AIM » Exactly repeat the full listing that follows.

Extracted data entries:
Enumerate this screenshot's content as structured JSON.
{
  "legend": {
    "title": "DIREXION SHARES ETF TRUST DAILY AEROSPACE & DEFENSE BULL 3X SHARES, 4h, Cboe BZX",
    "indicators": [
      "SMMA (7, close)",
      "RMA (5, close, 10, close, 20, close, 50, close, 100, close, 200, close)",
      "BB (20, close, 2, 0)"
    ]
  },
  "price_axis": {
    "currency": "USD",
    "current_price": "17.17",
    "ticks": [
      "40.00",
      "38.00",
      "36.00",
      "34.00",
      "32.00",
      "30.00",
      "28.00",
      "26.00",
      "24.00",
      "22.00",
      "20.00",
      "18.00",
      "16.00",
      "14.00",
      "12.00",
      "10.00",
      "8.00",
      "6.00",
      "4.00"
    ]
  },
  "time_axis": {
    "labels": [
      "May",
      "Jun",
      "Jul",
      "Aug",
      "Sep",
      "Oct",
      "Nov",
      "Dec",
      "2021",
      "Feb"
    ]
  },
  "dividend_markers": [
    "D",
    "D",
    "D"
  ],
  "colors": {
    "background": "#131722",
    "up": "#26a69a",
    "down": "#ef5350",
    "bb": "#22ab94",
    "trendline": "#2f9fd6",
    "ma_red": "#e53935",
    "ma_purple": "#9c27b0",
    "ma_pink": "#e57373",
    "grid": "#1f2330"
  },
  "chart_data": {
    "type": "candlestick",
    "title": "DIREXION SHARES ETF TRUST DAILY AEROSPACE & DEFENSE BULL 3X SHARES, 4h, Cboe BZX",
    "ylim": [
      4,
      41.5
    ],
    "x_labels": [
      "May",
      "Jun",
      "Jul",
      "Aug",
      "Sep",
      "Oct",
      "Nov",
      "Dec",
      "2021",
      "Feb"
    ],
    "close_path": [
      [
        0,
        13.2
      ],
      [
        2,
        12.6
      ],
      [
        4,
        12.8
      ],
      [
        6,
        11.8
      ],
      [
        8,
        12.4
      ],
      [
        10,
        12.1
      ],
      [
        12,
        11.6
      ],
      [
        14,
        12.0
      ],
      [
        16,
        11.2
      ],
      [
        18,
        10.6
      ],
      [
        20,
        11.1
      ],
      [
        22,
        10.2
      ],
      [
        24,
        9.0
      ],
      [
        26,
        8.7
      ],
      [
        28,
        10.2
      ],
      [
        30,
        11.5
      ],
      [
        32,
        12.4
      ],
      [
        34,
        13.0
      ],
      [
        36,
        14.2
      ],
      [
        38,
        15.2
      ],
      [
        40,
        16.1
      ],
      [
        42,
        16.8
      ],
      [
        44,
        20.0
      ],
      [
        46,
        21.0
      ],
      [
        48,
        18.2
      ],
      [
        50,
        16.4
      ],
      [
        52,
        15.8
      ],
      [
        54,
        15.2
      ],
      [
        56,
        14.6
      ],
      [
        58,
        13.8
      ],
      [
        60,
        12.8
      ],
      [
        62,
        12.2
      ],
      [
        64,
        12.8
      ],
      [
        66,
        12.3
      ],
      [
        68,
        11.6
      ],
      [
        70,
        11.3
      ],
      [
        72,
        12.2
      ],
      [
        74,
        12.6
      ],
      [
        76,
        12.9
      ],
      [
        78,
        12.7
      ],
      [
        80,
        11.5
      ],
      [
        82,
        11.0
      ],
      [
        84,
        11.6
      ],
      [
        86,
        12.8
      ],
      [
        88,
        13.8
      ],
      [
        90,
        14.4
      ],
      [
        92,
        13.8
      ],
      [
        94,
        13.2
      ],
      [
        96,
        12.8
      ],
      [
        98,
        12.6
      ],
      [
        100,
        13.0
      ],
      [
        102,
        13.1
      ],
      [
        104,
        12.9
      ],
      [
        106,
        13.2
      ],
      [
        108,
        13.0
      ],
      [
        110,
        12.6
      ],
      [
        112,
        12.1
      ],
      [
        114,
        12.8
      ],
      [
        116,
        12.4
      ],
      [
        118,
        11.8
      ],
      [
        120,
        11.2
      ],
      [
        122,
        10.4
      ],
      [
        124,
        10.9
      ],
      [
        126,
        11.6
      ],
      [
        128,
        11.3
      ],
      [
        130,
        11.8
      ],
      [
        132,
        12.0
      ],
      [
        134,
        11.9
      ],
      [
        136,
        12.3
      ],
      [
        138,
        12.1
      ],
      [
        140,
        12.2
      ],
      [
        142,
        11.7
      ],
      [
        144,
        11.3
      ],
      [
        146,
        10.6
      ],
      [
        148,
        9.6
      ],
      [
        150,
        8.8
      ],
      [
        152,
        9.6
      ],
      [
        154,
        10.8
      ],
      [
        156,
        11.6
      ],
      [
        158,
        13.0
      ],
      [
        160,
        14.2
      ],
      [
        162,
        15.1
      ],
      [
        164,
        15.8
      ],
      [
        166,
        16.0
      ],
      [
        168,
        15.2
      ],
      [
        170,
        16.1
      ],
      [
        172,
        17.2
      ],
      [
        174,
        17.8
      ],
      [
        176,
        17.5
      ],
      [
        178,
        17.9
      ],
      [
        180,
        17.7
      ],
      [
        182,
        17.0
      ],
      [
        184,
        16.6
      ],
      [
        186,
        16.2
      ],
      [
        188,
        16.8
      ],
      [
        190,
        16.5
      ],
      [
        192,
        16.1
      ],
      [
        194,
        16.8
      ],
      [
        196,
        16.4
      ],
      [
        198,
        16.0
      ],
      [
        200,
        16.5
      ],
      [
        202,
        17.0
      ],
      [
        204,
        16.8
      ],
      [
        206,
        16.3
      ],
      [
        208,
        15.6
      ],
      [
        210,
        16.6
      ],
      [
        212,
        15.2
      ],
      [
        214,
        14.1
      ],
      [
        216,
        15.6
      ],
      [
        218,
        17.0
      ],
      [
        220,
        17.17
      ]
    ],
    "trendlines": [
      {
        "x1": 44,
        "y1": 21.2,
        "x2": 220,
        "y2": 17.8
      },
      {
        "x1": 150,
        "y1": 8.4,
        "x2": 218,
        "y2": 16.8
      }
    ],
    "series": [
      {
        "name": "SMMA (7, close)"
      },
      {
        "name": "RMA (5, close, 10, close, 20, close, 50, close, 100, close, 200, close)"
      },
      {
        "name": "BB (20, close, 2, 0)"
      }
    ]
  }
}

FINISHED ANSWER »
Enumerate this screenshot's content as structured JSON.
{
  "legend": {
    "title": "DIREXION SHARES ETF TRUST DAILY AEROSPACE & DEFENSE BULL 3X SHARES, 4h, Cboe BZX",
    "indicators": [
      "SMMA (7, close)",
      "RMA (5, close, 10, close, 20, close, 50, close, 100, close, 200, close)",
      "BB (20, close, 2, 0)"
    ]
  },
  "price_axis": {
    "currency": "USD",
    "current_price": "17.17",
    "ticks": [
      "40.00",
      "38.00",
      "36.00",
      "34.00",
      "32.00",
      "30.00",
      "28.00",
      "26.00",
      "24.00",
      "22.00",
      "20.00",
      "18.00",
      "16.00",
      "14.00",
      "12.00",
      "10.00",
      "8.00",
      "6.00",
      "4.00"
    ]
  },
  "time_axis": {
    "labels": [
      "May",
      "Jun",
      "Jul",
      "Aug",
      "Sep",
      "Oct",
      "Nov",
      "Dec",
      "2021",
      "Feb"
    ]
  },
  "dividend_markers": [
    "D",
    "D",
    "D"
  ],
  "colors": {
    "background": "#131722",
    "up": "#26a69a",
    "down": "#ef5350",
    "bb": "#22ab94",
    "trendline": "#2f9fd6",
    "ma_red": "#e53935",
    "ma_purple": "#9c27b0",
    "ma_pink": "#e57373",
    "grid": "#1f2330"
  },
  "chart_data": {
    "type": "candlestick",
    "title": "DIREXION SHARES ETF TRUST DAILY AEROSPACE & DEFENSE BULL 3X SHARES, 4h, Cboe BZX",
    "ylim": [
      4,
      41.5
    ],
    "x_labels": [
      "May",
      "Jun",
      "Jul",
      "Aug",
      "Sep",
      "Oct",
      "Nov",
      "Dec",
      "2021",
      "Feb"
    ],
    "close_path": [
      [
        0,
        13.2
      ],
      [
        2,
        12.6
      ],
      [
        4,
        12.8
      ],
      [
        6,
        11.8
      ],
      [
        8,
        12.4
      ],
      [
        10,
        12.1
      ],
      [
        12,
        11.6
      ],
      [
        14,
        12.0
      ],
      [
        16,
        11.2
      ],
      [
        18,
        10.6
      ],
      [
        20,
        11.1
      ],
      [
        22,
        10.2
      ],
      [
        24,
        9.0
      ],
      [
        26,
        8.7
      ],
      [
        28,
        10.2
      ],
      [
        30,
        11.5
      ],
      [
        32,
        12.4
      ],
      [
        34,
        13.0
      ],
      [
        36,
        14.2
      ],
      [
        38,
        15.2
      ],
      [
        40,
        16.1
      ],
      [
        42,
        16.8
      ],
      [
        44,
        20.0
      ],
      [
        46,
        21.0
      ],
      [
        48,
        18.2
      ],
      [
        50,
        16.4
      ],
      [
        52,
        15.8
      ],
      [
        54,
        15.2
      ],
      [
        56,
        14.6
      ],
      [
        58,
        13.8
      ],
      [
        60,
        12.8
      ],
      [
        62,
        12.2
      ],
      [
        64,
        12.8
      ],
      [
        66,
        12.3
      ],
      [
        68,
        11.6
      ],
      [
        70,
        11.3
      ],
      [
        72,
        12.2
      ],
      [
        74,
        12.6
      ],
      [
        76,
        12.9
      ],
      [
        78,
        12.7
      ],
      [
        80,
        11.5
      ],
      [
        82,
        11.0
      ],
      [
        84,
        11.6
      ],
      [
        86,
        12.8
      ],
      [
        88,
        13.8
      ],
      [
        90,
        14.4
      ],
      [
        92,
        13.8
      ],
      [
        94,
        13.2
      ],
      [
        96,
        12.8
      ],
      [
        98,
        12.6
      ],
      [
        100,
        13.0
      ],
      [
        102,
        13.1
      ],
      [
        104,
        12.9
      ],
      [
        106,
        13.2
      ],
      [
        108,
        13.0
      ],
      [
        110,
        12.6
      ],
      [
        112,
        12.1
      ],
      [
        114,
        12.8
      ],
      [
        116,
        12.4
      ],
      [
        118,
        11.8
      ],
      [
        120,
        11.2
      ],
      [
        122,
        10.4
      ],
      [
        124,
        10.9
      ],
      [
        126,
        11.6
      ],
      [
        128,
        11.3
      ],
      [
        130,
        11.8
      ],
      [
        132,
        12.0
      ],
      [
        134,
        11.9
      ],
      [
        136,
        12.3
      ],
      [
        138,
        12.1
      ],
      [
        140,
        12.2
      ],
      [
        142,
        11.7
      ],
      [
        144,
        11.3
      ],
      [
        146,
        10.6
      ],
      [
        148,
        9.6
      ],
      [
        150,
        8.8
      ],
      [
        152,
        9.6
      ],
      [
        154,
        10.8
      ],
      [
        156,
        11.6
      ],
      [
        158,
        13.0
      ],
      [
        160,
        14.2
      ],
      [
        162,
        15.1
      ],
      [
        164,
        15.8
      ],
      [
        166,
        16.0
      ],
      [
        168,
        15.2
      ],
      [
        170,
        16.1
      ],
      [
        172,
        17.2
      ],
      [
        174,
        17.8
      ],
      [
        176,
        17.5
      ],
      [
        178,
        17.9
      ],
      [
        180,
        17.7
      ],
      [
        182,
        17.0
      ],
      [
        184,
        16.6
      ],
      [
        186,
        16.2
      ],
      [
        188,
        16.8
      ],
      [
        190,
        16.5
      ],
      [
        192,
        16.1
      ],
      [
        194,
        16.8
      ],
      [
        196,
        16.4
      ],
      [
        198,
        16.0
      ],
      [
        200,
        16.5
      ],
      [
        202,
        17.0
      ],
      [
        204,
        16.8
      ],
      [
        206,
        16.3
      ],
      [
        208,
        15.6
      ],
      [
        210,
        16.6
      ],
      [
        212,
        15.2
      ],
      [
        214,
        14.1
      ],
      [
        216,
        15.6
      ],
      [
        218,
        17.0
      ],
      [
        220,
        17.17
      ]
    ],
    "trendlines": [
      {
        "x1": 44,
        "y1": 21.2,
        "x2": 220,
        "y2": 17.8
      },
      {
        "x1": 150,
        "y1": 8.4,
        "x2": 218,
        "y2": 16.8
      }
    ],
    "series": [
      {
        "name": "SMMA (7, close)"
      },
      {
        "name": "RMA (5, close, 10, close, 20, close, 50, close, 100, close, 200, close)"
      },
      {
        "name": "BB (20, close, 2, 0)"
      }
    ]
  }
}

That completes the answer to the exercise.